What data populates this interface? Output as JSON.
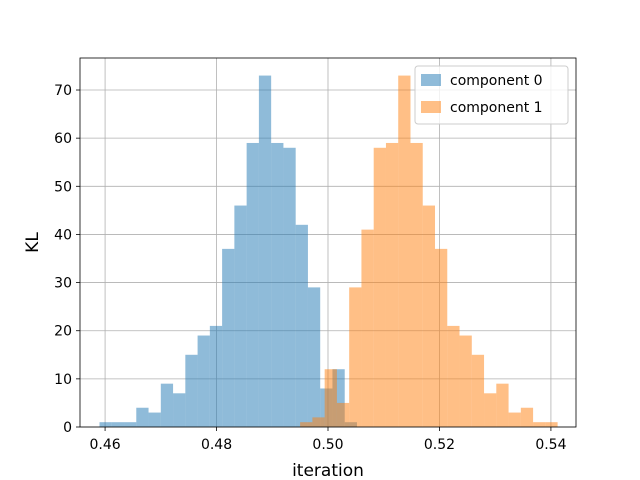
{
  "chart_data": {
    "type": "histogram",
    "title": "",
    "xlabel": "iteration",
    "ylabel": "KL",
    "xlim": [
      0.4555,
      0.5445
    ],
    "ylim": [
      0,
      76.65
    ],
    "xticks": [
      0.46,
      0.48,
      0.5,
      0.52,
      0.54
    ],
    "xtick_labels": [
      "0.46",
      "0.48",
      "0.50",
      "0.52",
      "0.54"
    ],
    "yticks": [
      0,
      10,
      20,
      30,
      40,
      50,
      60,
      70
    ],
    "ytick_labels": [
      "0",
      "10",
      "20",
      "30",
      "40",
      "50",
      "60",
      "70"
    ],
    "grid": true,
    "legend_position": "top-right",
    "series": [
      {
        "name": "component 0",
        "color": "#1f77b4",
        "alpha": 0.5,
        "bins": [
          {
            "x0": 0.459,
            "x1": 0.4612,
            "count": 1
          },
          {
            "x0": 0.4612,
            "x1": 0.4634,
            "count": 1
          },
          {
            "x0": 0.4634,
            "x1": 0.4656,
            "count": 1
          },
          {
            "x0": 0.4656,
            "x1": 0.4678,
            "count": 4
          },
          {
            "x0": 0.4678,
            "x1": 0.47,
            "count": 3
          },
          {
            "x0": 0.47,
            "x1": 0.4722,
            "count": 9
          },
          {
            "x0": 0.4722,
            "x1": 0.4744,
            "count": 7
          },
          {
            "x0": 0.4744,
            "x1": 0.4766,
            "count": 15
          },
          {
            "x0": 0.4766,
            "x1": 0.4788,
            "count": 19
          },
          {
            "x0": 0.4788,
            "x1": 0.481,
            "count": 21
          },
          {
            "x0": 0.481,
            "x1": 0.4832,
            "count": 37
          },
          {
            "x0": 0.4832,
            "x1": 0.4854,
            "count": 46
          },
          {
            "x0": 0.4854,
            "x1": 0.4876,
            "count": 59
          },
          {
            "x0": 0.4876,
            "x1": 0.4898,
            "count": 73
          },
          {
            "x0": 0.4898,
            "x1": 0.492,
            "count": 59
          },
          {
            "x0": 0.492,
            "x1": 0.4942,
            "count": 58
          },
          {
            "x0": 0.4942,
            "x1": 0.4964,
            "count": 42
          },
          {
            "x0": 0.4964,
            "x1": 0.4986,
            "count": 29
          },
          {
            "x0": 0.4986,
            "x1": 0.5008,
            "count": 8
          },
          {
            "x0": 0.5008,
            "x1": 0.503,
            "count": 12
          },
          {
            "x0": 0.503,
            "x1": 0.5052,
            "count": 1
          }
        ]
      },
      {
        "name": "component 1",
        "color": "#ff7f0e",
        "alpha": 0.5,
        "bins": [
          {
            "x0": 0.495,
            "x1": 0.4972,
            "count": 1
          },
          {
            "x0": 0.4972,
            "x1": 0.4994,
            "count": 2
          },
          {
            "x0": 0.4994,
            "x1": 0.5016,
            "count": 12
          },
          {
            "x0": 0.5016,
            "x1": 0.5038,
            "count": 5
          },
          {
            "x0": 0.5038,
            "x1": 0.506,
            "count": 29
          },
          {
            "x0": 0.506,
            "x1": 0.5082,
            "count": 41
          },
          {
            "x0": 0.5082,
            "x1": 0.5104,
            "count": 58
          },
          {
            "x0": 0.5104,
            "x1": 0.5126,
            "count": 59
          },
          {
            "x0": 0.5126,
            "x1": 0.5148,
            "count": 73
          },
          {
            "x0": 0.5148,
            "x1": 0.517,
            "count": 59
          },
          {
            "x0": 0.517,
            "x1": 0.5192,
            "count": 46
          },
          {
            "x0": 0.5192,
            "x1": 0.5214,
            "count": 37
          },
          {
            "x0": 0.5214,
            "x1": 0.5236,
            "count": 21
          },
          {
            "x0": 0.5236,
            "x1": 0.5258,
            "count": 19
          },
          {
            "x0": 0.5258,
            "x1": 0.528,
            "count": 15
          },
          {
            "x0": 0.528,
            "x1": 0.5302,
            "count": 7
          },
          {
            "x0": 0.5302,
            "x1": 0.5324,
            "count": 9
          },
          {
            "x0": 0.5324,
            "x1": 0.5346,
            "count": 3
          },
          {
            "x0": 0.5346,
            "x1": 0.5368,
            "count": 4
          },
          {
            "x0": 0.5368,
            "x1": 0.539,
            "count": 1
          },
          {
            "x0": 0.539,
            "x1": 0.5412,
            "count": 1
          }
        ]
      }
    ]
  }
}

·····

» WHAT IS EXPECTED:
Do not include the images; transcribe the rest of the listing exactly.

» EXERCISE RESPONSE:
What data populates this interface? Output as JSON.
{
  "chart_data": {
    "type": "histogram",
    "title": "",
    "xlabel": "iteration",
    "ylabel": "KL",
    "xlim": [
      0.4555,
      0.5445
    ],
    "ylim": [
      0,
      76.65
    ],
    "xticks": [
      0.46,
      0.48,
      0.5,
      0.52,
      0.54
    ],
    "xtick_labels": [
      "0.46",
      "0.48",
      "0.50",
      "0.52",
      "0.54"
    ],
    "yticks": [
      0,
      10,
      20,
      30,
      40,
      50,
      60,
      70
    ],
    "ytick_labels": [
      "0",
      "10",
      "20",
      "30",
      "40",
      "50",
      "60",
      "70"
    ],
    "grid": true,
    "legend_position": "top-right",
    "series": [
      {
        "name": "component 0",
        "color": "#1f77b4",
        "alpha": 0.5,
        "bins": [
          {
            "x0": 0.459,
            "x1": 0.4612,
            "count": 1
          },
          {
            "x0": 0.4612,
            "x1": 0.4634,
            "count": 1
          },
          {
            "x0": 0.4634,
            "x1": 0.4656,
            "count": 1
          },
          {
            "x0": 0.4656,
            "x1": 0.4678,
            "count": 4
          },
          {
            "x0": 0.4678,
            "x1": 0.47,
            "count": 3
          },
          {
            "x0": 0.47,
            "x1": 0.4722,
            "count": 9
          },
          {
            "x0": 0.4722,
            "x1": 0.4744,
            "count": 7
          },
          {
            "x0": 0.4744,
            "x1": 0.4766,
            "count": 15
          },
          {
            "x0": 0.4766,
            "x1": 0.4788,
            "count": 19
          },
          {
            "x0": 0.4788,
            "x1": 0.481,
            "count": 21
          },
          {
            "x0": 0.481,
            "x1": 0.4832,
            "count": 37
          },
          {
            "x0": 0.4832,
            "x1": 0.4854,
            "count": 46
          },
          {
            "x0": 0.4854,
            "x1": 0.4876,
            "count": 59
          },
          {
            "x0": 0.4876,
            "x1": 0.4898,
            "count": 73
          },
          {
            "x0": 0.4898,
            "x1": 0.492,
            "count": 59
          },
          {
            "x0": 0.492,
            "x1": 0.4942,
            "count": 58
          },
          {
            "x0": 0.4942,
            "x1": 0.4964,
            "count": 42
          },
          {
            "x0": 0.4964,
            "x1": 0.4986,
            "count": 29
          },
          {
            "x0": 0.4986,
            "x1": 0.5008,
            "count": 8
          },
          {
            "x0": 0.5008,
            "x1": 0.503,
            "count": 12
          },
          {
            "x0": 0.503,
            "x1": 0.5052,
            "count": 1
          }
        ]
      },
      {
        "name": "component 1",
        "color": "#ff7f0e",
        "alpha": 0.5,
        "bins": [
          {
            "x0": 0.495,
            "x1": 0.4972,
            "count": 1
          },
          {
            "x0": 0.4972,
            "x1": 0.4994,
            "count": 2
          },
          {
            "x0": 0.4994,
            "x1": 0.5016,
            "count": 12
          },
          {
            "x0": 0.5016,
            "x1": 0.5038,
            "count": 5
          },
          {
            "x0": 0.5038,
            "x1": 0.506,
            "count": 29
          },
          {
            "x0": 0.506,
            "x1": 0.5082,
            "count": 41
          },
          {
            "x0": 0.5082,
            "x1": 0.5104,
            "count": 58
          },
          {
            "x0": 0.5104,
            "x1": 0.5126,
            "count": 59
          },
          {
            "x0": 0.5126,
            "x1": 0.5148,
            "count": 73
          },
          {
            "x0": 0.5148,
            "x1": 0.517,
            "count": 59
          },
          {
            "x0": 0.517,
            "x1": 0.5192,
            "count": 46
          },
          {
            "x0": 0.5192,
            "x1": 0.5214,
            "count": 37
          },
          {
            "x0": 0.5214,
            "x1": 0.5236,
            "count": 21
          },
          {
            "x0": 0.5236,
            "x1": 0.5258,
            "count": 19
          },
          {
            "x0": 0.5258,
            "x1": 0.528,
            "count": 15
          },
          {
            "x0": 0.528,
            "x1": 0.5302,
            "count": 7
          },
          {
            "x0": 0.5302,
            "x1": 0.5324,
            "count": 9
          },
          {
            "x0": 0.5324,
            "x1": 0.5346,
            "count": 3
          },
          {
            "x0": 0.5346,
            "x1": 0.5368,
            "count": 4
          },
          {
            "x0": 0.5368,
            "x1": 0.539,
            "count": 1
          },
          {
            "x0": 0.539,
            "x1": 0.5412,
            "count": 1
          }
        ]
      }
    ]
  }
}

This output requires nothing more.